[Task goal]:
Find every line with the word "this" and report how many there are, without any other text.
+ + + + + + +
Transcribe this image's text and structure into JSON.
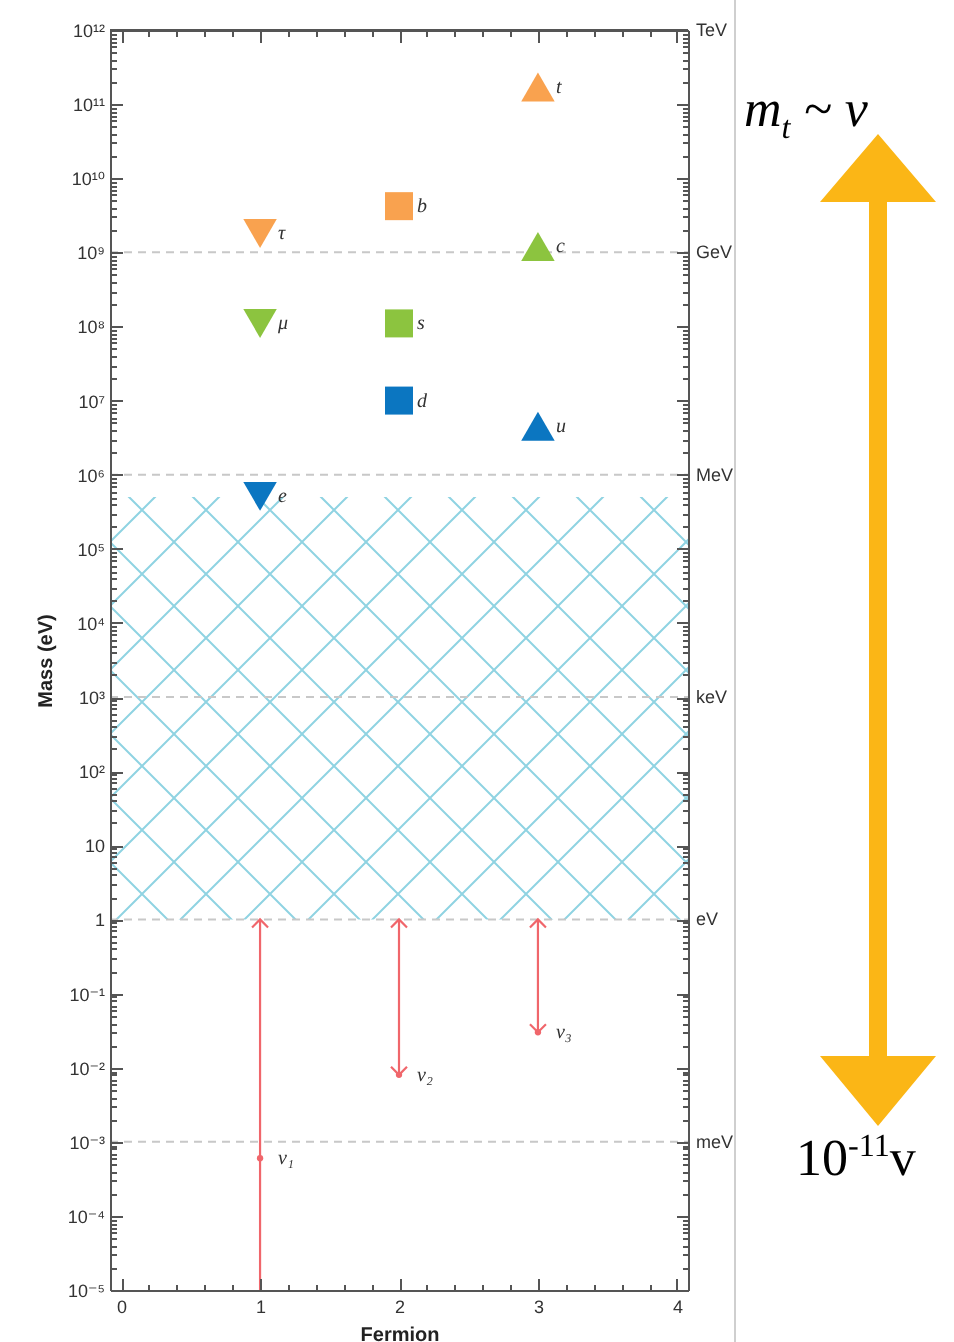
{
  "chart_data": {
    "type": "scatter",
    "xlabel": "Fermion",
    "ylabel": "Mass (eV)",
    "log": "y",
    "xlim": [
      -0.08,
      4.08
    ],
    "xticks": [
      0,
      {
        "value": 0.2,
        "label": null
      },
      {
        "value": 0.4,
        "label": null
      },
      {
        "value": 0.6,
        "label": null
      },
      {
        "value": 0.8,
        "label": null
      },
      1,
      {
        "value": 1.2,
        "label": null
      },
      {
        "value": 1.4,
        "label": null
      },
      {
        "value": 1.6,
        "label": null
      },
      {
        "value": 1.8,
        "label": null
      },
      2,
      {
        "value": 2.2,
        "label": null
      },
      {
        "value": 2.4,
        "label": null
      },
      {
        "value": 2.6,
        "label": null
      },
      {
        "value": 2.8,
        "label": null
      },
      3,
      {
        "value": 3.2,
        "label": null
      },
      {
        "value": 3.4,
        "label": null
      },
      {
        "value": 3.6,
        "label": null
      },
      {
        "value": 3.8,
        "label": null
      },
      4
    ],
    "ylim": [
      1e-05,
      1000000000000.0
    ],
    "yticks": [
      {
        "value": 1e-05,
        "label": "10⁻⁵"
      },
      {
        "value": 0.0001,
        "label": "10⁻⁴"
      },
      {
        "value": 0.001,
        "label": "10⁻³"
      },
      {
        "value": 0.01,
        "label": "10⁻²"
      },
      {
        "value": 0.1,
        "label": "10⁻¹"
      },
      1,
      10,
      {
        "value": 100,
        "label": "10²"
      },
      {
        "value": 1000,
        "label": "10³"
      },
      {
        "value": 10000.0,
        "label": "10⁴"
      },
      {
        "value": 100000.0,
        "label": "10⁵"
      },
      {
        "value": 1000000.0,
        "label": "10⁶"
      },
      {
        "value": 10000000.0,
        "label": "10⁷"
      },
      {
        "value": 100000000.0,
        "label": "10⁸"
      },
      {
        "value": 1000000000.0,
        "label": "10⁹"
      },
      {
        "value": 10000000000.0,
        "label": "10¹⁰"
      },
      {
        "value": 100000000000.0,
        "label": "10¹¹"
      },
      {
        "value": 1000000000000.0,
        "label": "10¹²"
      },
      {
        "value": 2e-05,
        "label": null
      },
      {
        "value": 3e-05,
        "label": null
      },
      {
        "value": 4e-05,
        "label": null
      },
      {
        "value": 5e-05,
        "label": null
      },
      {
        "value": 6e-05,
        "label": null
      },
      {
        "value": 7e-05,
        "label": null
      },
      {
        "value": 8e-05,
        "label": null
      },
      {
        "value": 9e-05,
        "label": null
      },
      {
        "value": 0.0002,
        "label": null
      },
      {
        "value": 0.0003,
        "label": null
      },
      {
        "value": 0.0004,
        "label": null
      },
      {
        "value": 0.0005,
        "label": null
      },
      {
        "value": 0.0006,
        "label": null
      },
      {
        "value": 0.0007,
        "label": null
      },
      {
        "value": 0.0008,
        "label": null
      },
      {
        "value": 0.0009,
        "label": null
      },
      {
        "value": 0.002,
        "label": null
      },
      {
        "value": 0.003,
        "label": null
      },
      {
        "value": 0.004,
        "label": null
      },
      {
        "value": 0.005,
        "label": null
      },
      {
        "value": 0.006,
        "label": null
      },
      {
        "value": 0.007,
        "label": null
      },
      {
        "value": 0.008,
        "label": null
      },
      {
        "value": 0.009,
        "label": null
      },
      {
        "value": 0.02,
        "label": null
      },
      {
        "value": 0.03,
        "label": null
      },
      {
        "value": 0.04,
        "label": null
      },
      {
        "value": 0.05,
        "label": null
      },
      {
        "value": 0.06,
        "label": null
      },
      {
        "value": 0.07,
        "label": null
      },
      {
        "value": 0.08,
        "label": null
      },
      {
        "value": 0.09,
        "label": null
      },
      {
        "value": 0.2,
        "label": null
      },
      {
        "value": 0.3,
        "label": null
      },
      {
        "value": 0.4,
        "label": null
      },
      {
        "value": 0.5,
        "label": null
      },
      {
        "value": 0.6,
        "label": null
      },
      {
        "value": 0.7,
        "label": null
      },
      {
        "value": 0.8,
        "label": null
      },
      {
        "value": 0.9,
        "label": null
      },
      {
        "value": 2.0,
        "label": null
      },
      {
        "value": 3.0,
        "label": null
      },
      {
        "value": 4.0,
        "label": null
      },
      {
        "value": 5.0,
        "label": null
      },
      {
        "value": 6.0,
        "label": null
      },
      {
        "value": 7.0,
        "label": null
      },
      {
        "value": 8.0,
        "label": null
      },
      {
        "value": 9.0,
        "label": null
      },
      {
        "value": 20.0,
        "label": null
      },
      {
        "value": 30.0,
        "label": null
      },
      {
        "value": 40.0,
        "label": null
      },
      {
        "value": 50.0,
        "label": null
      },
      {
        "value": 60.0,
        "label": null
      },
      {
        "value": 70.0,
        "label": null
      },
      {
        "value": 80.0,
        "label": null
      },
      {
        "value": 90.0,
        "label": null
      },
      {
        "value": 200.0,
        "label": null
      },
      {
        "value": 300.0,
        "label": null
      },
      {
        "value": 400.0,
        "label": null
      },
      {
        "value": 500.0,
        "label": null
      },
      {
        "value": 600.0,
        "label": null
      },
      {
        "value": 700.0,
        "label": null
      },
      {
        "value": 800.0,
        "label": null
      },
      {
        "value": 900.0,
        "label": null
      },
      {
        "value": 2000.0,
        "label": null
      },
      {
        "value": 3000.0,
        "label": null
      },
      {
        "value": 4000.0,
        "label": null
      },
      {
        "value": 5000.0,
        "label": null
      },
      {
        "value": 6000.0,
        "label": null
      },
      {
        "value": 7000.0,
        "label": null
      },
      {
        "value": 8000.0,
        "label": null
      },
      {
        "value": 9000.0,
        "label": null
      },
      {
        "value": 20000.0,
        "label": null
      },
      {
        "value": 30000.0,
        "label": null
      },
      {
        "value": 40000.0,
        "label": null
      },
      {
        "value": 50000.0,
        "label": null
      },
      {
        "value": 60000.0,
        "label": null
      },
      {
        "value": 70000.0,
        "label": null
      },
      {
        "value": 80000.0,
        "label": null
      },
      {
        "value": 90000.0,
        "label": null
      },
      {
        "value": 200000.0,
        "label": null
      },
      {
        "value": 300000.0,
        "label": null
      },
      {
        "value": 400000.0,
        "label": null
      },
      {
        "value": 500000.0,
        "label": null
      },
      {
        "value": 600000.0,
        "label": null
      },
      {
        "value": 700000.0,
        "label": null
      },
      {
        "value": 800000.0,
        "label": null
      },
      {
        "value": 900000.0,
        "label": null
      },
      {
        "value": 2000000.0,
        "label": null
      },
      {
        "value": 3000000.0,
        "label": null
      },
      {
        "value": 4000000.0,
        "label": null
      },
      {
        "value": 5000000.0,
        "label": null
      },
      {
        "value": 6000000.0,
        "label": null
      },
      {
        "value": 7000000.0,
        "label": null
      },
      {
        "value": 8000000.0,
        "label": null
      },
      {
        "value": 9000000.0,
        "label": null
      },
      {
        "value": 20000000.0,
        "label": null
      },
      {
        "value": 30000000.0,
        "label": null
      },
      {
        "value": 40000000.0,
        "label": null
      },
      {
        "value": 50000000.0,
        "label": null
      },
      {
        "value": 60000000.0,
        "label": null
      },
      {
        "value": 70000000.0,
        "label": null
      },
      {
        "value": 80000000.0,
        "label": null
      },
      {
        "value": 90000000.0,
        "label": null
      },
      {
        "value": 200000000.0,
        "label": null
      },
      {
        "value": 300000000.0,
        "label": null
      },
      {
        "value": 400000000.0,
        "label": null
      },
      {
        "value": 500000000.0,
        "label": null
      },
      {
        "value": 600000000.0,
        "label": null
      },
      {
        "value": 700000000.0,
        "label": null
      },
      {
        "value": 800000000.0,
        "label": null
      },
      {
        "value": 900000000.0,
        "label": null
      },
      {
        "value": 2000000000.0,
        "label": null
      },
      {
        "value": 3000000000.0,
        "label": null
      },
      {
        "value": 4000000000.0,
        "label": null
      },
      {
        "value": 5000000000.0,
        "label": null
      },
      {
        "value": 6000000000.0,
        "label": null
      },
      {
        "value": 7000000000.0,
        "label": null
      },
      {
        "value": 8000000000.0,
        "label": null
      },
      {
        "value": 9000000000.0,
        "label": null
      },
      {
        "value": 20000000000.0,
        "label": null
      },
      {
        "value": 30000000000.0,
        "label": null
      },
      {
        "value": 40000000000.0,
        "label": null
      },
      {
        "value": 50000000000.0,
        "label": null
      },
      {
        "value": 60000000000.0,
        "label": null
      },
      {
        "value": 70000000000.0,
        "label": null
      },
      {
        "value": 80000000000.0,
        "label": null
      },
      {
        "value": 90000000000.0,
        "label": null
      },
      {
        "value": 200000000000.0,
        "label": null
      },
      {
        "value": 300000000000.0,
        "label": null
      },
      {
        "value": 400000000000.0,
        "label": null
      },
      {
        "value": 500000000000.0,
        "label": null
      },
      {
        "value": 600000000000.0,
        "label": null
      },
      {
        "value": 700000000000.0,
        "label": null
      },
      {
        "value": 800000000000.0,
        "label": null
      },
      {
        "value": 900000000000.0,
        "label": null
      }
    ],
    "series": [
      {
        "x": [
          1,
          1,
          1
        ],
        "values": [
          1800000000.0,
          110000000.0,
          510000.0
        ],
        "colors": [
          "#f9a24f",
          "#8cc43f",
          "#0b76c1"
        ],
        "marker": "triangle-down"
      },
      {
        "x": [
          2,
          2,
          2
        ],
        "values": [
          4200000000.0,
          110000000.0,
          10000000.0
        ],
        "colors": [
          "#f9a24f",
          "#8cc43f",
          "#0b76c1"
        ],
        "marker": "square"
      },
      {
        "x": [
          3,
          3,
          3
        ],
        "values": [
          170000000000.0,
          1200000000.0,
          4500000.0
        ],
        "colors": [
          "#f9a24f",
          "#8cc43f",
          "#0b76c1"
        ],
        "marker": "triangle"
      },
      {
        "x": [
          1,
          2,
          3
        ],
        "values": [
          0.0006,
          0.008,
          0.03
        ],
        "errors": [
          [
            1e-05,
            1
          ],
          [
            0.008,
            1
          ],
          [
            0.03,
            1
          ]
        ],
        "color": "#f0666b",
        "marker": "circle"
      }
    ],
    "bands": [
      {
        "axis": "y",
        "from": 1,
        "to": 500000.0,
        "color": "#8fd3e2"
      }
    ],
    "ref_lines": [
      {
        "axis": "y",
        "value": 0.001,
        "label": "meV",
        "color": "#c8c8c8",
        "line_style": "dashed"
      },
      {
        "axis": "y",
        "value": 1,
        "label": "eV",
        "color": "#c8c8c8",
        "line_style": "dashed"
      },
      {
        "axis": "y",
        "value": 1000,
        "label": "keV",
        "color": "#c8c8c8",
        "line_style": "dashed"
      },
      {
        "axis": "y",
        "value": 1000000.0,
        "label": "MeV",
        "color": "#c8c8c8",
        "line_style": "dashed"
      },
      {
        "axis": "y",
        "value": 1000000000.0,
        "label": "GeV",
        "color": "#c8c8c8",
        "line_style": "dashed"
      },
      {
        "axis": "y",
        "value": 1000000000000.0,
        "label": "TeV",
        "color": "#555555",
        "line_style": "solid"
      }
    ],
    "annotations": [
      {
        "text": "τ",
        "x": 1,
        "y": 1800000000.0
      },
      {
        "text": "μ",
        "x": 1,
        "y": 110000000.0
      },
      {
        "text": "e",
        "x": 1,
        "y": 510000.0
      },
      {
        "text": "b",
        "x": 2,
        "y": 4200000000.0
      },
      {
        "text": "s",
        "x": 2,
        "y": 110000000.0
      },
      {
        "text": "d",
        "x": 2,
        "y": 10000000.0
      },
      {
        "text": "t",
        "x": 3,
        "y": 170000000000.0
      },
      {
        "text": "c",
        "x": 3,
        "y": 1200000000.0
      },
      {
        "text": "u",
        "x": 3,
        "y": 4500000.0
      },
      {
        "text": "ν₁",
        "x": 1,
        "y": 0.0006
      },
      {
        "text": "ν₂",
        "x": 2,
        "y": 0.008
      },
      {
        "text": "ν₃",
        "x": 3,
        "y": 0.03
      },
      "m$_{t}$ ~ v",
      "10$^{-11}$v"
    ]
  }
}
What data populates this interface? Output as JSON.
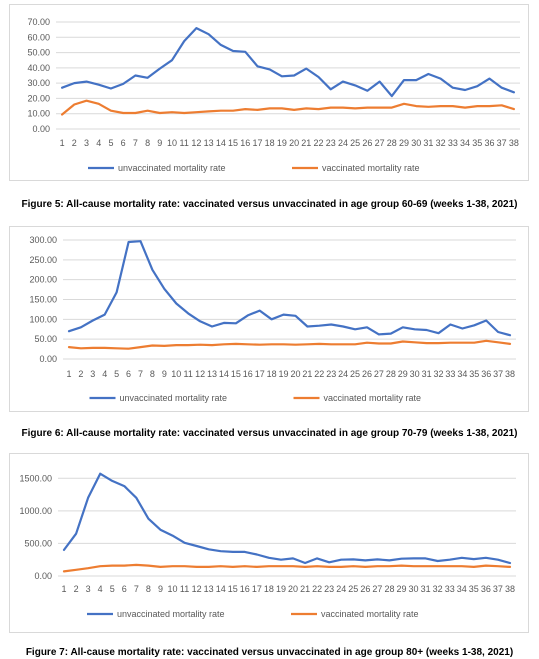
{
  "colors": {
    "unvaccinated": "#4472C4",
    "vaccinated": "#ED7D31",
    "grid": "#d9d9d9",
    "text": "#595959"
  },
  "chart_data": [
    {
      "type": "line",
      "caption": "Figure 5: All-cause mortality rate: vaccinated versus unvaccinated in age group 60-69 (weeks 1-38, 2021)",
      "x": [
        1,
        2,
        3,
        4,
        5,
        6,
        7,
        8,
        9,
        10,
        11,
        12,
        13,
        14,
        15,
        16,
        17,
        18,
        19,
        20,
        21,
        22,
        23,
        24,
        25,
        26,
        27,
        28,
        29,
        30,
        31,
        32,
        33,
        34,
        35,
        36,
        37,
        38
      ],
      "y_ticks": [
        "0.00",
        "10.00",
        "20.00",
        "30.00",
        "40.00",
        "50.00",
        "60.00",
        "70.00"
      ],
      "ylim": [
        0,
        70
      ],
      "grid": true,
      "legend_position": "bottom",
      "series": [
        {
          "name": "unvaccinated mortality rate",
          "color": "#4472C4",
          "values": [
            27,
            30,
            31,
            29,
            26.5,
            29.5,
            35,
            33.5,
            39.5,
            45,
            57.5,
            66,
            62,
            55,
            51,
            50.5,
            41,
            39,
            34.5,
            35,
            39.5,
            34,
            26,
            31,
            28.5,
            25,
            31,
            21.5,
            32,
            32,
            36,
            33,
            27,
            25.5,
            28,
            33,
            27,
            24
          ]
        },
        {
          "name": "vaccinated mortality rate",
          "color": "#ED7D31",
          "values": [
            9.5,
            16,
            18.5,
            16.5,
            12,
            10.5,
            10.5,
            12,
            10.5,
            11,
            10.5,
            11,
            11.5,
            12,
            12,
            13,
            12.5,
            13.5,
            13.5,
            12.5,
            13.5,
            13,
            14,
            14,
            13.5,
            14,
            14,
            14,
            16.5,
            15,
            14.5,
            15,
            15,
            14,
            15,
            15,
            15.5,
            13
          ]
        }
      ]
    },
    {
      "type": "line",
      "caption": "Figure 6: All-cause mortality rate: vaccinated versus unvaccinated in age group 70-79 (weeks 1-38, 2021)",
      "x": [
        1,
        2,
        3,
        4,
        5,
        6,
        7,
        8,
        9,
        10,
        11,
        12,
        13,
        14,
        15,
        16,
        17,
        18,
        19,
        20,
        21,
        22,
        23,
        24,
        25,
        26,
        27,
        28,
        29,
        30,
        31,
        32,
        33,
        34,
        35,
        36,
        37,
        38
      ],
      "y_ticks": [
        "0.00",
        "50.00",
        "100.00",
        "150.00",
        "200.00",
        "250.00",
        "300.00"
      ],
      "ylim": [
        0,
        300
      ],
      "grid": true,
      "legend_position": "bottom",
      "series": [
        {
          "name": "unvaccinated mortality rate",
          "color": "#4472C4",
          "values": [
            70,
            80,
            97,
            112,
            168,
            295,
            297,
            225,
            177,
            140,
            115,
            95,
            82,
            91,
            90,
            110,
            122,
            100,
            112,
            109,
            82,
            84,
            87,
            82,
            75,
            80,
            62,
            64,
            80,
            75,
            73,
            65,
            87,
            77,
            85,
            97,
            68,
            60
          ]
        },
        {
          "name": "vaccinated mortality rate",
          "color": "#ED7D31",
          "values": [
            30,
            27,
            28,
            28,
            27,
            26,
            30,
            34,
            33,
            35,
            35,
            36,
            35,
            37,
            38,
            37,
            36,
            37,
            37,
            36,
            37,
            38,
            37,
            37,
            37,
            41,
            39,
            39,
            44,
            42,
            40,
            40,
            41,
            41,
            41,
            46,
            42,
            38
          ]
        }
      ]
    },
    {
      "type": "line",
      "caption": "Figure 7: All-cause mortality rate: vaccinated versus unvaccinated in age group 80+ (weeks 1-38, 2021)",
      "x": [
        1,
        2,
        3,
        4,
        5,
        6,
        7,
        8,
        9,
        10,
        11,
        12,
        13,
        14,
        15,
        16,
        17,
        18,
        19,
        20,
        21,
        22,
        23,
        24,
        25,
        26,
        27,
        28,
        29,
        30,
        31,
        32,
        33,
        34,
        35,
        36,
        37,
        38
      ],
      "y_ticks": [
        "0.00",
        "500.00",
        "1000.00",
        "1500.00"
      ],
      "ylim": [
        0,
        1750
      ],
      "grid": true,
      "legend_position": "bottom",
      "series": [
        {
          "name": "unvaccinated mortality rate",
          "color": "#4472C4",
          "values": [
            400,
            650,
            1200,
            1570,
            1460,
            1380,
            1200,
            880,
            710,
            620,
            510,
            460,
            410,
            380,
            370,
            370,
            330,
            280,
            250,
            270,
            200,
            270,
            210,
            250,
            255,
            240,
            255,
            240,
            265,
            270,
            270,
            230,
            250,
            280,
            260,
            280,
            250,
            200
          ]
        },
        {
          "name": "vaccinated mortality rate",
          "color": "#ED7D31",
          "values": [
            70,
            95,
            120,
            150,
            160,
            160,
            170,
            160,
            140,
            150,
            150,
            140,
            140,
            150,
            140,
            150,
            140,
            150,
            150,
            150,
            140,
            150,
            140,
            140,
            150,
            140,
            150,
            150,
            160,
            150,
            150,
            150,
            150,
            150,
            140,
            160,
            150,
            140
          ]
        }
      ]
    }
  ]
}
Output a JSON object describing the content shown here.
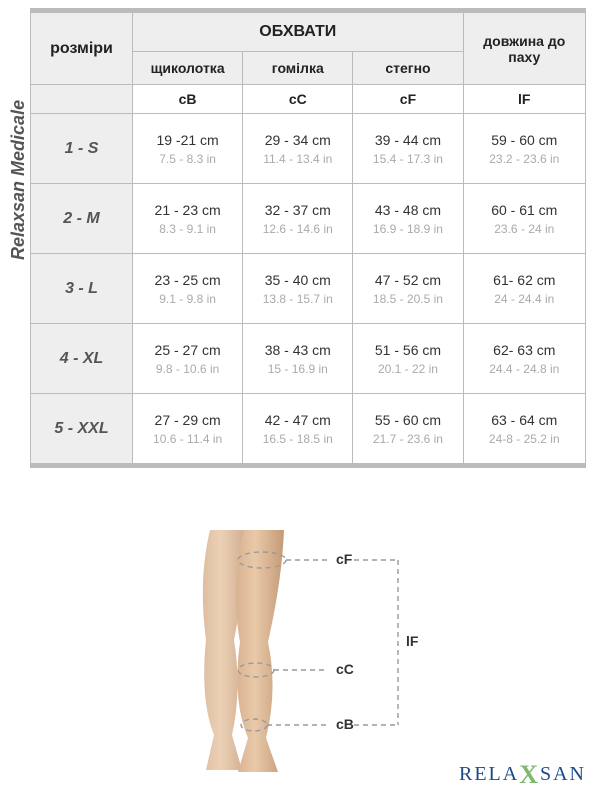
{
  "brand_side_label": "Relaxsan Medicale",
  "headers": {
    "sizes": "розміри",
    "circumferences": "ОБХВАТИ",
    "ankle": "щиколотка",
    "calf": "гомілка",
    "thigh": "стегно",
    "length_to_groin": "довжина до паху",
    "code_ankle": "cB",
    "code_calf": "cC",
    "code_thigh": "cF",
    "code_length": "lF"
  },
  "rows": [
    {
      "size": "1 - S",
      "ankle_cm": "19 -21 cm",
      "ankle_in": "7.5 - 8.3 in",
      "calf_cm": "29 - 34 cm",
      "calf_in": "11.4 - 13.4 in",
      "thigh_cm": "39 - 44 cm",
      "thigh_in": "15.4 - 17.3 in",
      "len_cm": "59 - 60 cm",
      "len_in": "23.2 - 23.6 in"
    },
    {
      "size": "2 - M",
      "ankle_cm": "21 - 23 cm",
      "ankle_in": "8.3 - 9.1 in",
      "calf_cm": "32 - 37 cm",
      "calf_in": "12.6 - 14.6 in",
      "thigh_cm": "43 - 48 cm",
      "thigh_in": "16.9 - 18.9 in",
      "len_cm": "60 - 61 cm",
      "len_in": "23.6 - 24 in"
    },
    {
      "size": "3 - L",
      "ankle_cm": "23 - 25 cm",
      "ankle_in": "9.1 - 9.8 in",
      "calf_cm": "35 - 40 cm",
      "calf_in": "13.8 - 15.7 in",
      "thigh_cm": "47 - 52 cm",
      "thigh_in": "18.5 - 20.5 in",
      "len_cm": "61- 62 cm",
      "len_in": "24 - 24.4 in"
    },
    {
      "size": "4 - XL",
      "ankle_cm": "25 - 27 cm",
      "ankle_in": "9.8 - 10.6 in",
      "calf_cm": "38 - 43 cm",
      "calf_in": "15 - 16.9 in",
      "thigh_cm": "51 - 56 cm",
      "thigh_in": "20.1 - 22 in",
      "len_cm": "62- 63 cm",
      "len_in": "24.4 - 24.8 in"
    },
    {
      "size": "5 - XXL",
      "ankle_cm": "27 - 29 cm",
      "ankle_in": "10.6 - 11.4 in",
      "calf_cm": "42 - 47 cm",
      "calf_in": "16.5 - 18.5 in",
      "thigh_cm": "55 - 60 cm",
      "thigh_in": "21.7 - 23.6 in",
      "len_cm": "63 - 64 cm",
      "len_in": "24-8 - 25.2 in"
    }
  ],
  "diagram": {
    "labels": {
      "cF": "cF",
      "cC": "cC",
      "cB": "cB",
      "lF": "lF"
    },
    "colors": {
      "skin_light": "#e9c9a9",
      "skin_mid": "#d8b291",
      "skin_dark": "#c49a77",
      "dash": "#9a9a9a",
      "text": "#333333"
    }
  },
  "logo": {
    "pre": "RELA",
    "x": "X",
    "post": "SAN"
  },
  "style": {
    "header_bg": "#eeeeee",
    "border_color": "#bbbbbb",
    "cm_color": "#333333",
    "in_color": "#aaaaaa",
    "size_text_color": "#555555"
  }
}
+ + + + + + +
[Final answer]:
2